■ Material for the task:
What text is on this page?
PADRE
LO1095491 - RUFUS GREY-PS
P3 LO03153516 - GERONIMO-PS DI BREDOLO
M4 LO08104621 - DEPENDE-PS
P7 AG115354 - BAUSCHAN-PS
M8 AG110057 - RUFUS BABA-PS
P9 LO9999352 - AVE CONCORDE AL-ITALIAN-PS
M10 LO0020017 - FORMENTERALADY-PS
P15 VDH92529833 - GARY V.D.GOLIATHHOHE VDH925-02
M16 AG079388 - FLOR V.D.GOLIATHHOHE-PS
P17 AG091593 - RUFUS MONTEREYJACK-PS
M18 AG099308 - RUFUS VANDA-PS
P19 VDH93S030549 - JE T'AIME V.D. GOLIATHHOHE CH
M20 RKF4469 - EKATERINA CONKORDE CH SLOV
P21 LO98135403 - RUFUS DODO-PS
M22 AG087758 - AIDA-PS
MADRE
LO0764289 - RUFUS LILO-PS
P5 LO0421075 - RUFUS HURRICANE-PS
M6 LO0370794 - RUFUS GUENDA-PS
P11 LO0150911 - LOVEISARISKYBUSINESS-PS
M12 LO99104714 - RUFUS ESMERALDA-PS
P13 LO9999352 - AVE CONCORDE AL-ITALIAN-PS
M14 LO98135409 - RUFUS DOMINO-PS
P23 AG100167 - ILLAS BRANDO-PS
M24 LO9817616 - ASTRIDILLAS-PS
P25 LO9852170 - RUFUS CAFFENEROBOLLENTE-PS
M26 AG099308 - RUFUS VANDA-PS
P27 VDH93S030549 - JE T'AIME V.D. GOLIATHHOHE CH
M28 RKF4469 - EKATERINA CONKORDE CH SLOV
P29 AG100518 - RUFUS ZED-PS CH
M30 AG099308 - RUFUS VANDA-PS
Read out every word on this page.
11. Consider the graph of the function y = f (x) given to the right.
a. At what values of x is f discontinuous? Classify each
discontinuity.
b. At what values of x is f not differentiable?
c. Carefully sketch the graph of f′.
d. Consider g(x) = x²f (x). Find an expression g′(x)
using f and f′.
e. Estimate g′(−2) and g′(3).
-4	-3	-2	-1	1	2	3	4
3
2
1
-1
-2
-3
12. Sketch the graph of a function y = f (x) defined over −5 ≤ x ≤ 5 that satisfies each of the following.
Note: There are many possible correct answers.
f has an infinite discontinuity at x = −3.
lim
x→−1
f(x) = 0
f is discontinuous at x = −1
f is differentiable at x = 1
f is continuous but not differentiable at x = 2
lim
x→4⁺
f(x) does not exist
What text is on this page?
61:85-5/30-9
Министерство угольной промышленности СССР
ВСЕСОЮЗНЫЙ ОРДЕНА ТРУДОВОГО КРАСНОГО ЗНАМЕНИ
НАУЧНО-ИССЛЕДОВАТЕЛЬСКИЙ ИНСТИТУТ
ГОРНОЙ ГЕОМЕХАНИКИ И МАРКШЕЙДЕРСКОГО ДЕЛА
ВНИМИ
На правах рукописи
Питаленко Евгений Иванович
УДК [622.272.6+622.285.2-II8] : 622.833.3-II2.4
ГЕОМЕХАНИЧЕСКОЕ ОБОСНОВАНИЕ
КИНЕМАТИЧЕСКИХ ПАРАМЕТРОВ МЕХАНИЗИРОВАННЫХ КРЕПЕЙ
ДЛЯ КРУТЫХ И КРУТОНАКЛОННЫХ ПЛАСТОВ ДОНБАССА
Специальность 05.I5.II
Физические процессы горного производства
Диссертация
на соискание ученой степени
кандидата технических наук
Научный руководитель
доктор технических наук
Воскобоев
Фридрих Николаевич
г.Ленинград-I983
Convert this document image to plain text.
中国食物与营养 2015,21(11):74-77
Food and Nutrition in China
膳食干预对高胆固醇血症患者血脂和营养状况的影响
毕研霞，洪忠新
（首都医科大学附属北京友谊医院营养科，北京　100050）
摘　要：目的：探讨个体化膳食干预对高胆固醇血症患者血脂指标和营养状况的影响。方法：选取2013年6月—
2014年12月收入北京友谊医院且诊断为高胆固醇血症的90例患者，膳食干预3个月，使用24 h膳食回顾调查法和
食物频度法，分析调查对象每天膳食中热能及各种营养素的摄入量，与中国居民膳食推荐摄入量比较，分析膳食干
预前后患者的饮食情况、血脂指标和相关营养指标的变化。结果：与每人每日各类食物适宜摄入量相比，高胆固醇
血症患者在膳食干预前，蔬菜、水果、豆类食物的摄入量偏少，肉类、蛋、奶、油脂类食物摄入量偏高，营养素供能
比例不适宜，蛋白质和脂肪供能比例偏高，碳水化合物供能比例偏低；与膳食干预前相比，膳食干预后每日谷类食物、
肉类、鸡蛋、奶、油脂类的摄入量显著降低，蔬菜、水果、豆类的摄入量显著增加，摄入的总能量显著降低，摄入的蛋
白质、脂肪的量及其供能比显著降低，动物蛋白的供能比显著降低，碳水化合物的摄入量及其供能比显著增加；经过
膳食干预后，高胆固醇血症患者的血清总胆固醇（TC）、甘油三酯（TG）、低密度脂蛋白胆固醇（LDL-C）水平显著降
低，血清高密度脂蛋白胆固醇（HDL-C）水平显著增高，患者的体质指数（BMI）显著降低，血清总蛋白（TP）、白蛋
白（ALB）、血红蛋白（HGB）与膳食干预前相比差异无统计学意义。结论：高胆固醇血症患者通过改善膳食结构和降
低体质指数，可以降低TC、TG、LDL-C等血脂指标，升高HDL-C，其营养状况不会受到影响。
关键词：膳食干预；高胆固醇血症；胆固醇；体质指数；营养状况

■ Task goal:
Every line above should be written out again exactly as it stands.

■ Task response:
What text is on this page?
PADRE
LO1095491 - RUFUS GREY-PS
P3 LO03153516 - GERONIMO-PS DI BREDOLO
M4 LO08104621 - DEPENDE-PS
P7 AG115354 - BAUSCHAN-PS
M8 AG110057 - RUFUS BABA-PS
P9 LO9999352 - AVE CONCORDE AL-ITALIAN-PS
M10 LO0020017 - FORMENTERALADY-PS
P15 VDH92529833 - GARY V.D.GOLIATHHOHE VDH925-02
M16 AG079388 - FLOR V.D.GOLIATHHOHE-PS
P17 AG091593 - RUFUS MONTEREYJACK-PS
M18 AG099308 - RUFUS VANDA-PS
P19 VDH93S030549 - JE T'AIME V.D. GOLIATHHOHE CH
M20 RKF4469 - EKATERINA CONKORDE CH SLOV
P21 LO98135403 - RUFUS DODO-PS
M22 AG087758 - AIDA-PS
MADRE
LO0764289 - RUFUS LILO-PS
P5 LO0421075 - RUFUS HURRICANE-PS
M6 LO0370794 - RUFUS GUENDA-PS
P11 LO0150911 - LOVEISARISKYBUSINESS-PS
M12 LO99104714 - RUFUS ESMERALDA-PS
P13 LO9999352 - AVE CONCORDE AL-ITALIAN-PS
M14 LO98135409 - RUFUS DOMINO-PS
P23 AG100167 - ILLAS BRANDO-PS
M24 LO9817616 - ASTRIDILLAS-PS
P25 LO9852170 - RUFUS CAFFENEROBOLLENTE-PS
M26 AG099308 - RUFUS VANDA-PS
P27 VDH93S030549 - JE T'AIME V.D. GOLIATHHOHE CH
M28 RKF4469 - EKATERINA CONKORDE CH SLOV
P29 AG100518 - RUFUS ZED-PS CH
M30 AG099308 - RUFUS VANDA-PS
Read out every word on this page.
11. Consider the graph of the function y = f (x) given to the right.
a. At what values of x is f discontinuous? Classify each
discontinuity.
b. At what values of x is f not differentiable?
c. Carefully sketch the graph of f′.
d. Consider g(x) = x²f (x). Find an expression g′(x)
using f and f′.
e. Estimate g′(−2) and g′(3).
-4	-3	-2	-1	1	2	3	4
3
2
1
-1
-2
-3
12. Sketch the graph of a function y = f (x) defined over −5 ≤ x ≤ 5 that satisfies each of the following.
Note: There are many possible correct answers.
f has an infinite discontinuity at x = −3.
lim
x→−1
f(x) = 0
f is discontinuous at x = −1
f is differentiable at x = 1
f is continuous but not differentiable at x = 2
lim
x→4⁺
f(x) does not exist
What text is on this page?
61:85-5/30-9
Министерство угольной промышленности СССР
ВСЕСОЮЗНЫЙ ОРДЕНА ТРУДОВОГО КРАСНОГО ЗНАМЕНИ
НАУЧНО-ИССЛЕДОВАТЕЛЬСКИЙ ИНСТИТУТ
ГОРНОЙ ГЕОМЕХАНИКИ И МАРКШЕЙДЕРСКОГО ДЕЛА
ВНИМИ
На правах рукописи
Питаленко Евгений Иванович
УДК [622.272.6+622.285.2-II8] : 622.833.3-II2.4
ГЕОМЕХАНИЧЕСКОЕ ОБОСНОВАНИЕ
КИНЕМАТИЧЕСКИХ ПАРАМЕТРОВ МЕХАНИЗИРОВАННЫХ КРЕПЕЙ
ДЛЯ КРУТЫХ И КРУТОНАКЛОННЫХ ПЛАСТОВ ДОНБАССА
Специальность 05.I5.II
Физические процессы горного производства
Диссертация
на соискание ученой степени
кандидата технических наук
Научный руководитель
доктор технических наук
Воскобоев
Фридрих Николаевич
г.Ленинград-I983
Convert this document image to plain text.
中国食物与营养 2015,21(11):74-77
Food and Nutrition in China
膳食干预对高胆固醇血症患者血脂和营养状况的影响
毕研霞，洪忠新
（首都医科大学附属北京友谊医院营养科，北京　100050）
摘　要：目的：探讨个体化膳食干预对高胆固醇血症患者血脂指标和营养状况的影响。方法：选取2013年6月—
2014年12月收入北京友谊医院且诊断为高胆固醇血症的90例患者，膳食干预3个月，使用24 h膳食回顾调查法和
食物频度法，分析调查对象每天膳食中热能及各种营养素的摄入量，与中国居民膳食推荐摄入量比较，分析膳食干
预前后患者的饮食情况、血脂指标和相关营养指标的变化。结果：与每人每日各类食物适宜摄入量相比，高胆固醇
血症患者在膳食干预前，蔬菜、水果、豆类食物的摄入量偏少，肉类、蛋、奶、油脂类食物摄入量偏高，营养素供能
比例不适宜，蛋白质和脂肪供能比例偏高，碳水化合物供能比例偏低；与膳食干预前相比，膳食干预后每日谷类食物、
肉类、鸡蛋、奶、油脂类的摄入量显著降低，蔬菜、水果、豆类的摄入量显著增加，摄入的总能量显著降低，摄入的蛋
白质、脂肪的量及其供能比显著降低，动物蛋白的供能比显著降低，碳水化合物的摄入量及其供能比显著增加；经过
膳食干预后，高胆固醇血症患者的血清总胆固醇（TC）、甘油三酯（TG）、低密度脂蛋白胆固醇（LDL-C）水平显著降
低，血清高密度脂蛋白胆固醇（HDL-C）水平显著增高，患者的体质指数（BMI）显著降低，血清总蛋白（TP）、白蛋
白（ALB）、血红蛋白（HGB）与膳食干预前相比差异无统计学意义。结论：高胆固醇血症患者通过改善膳食结构和降
低体质指数，可以降低TC、TG、LDL-C等血脂指标，升高HDL-C，其营养状况不会受到影响。
关键词：膳食干预；高胆固醇血症；胆固醇；体质指数；营养状况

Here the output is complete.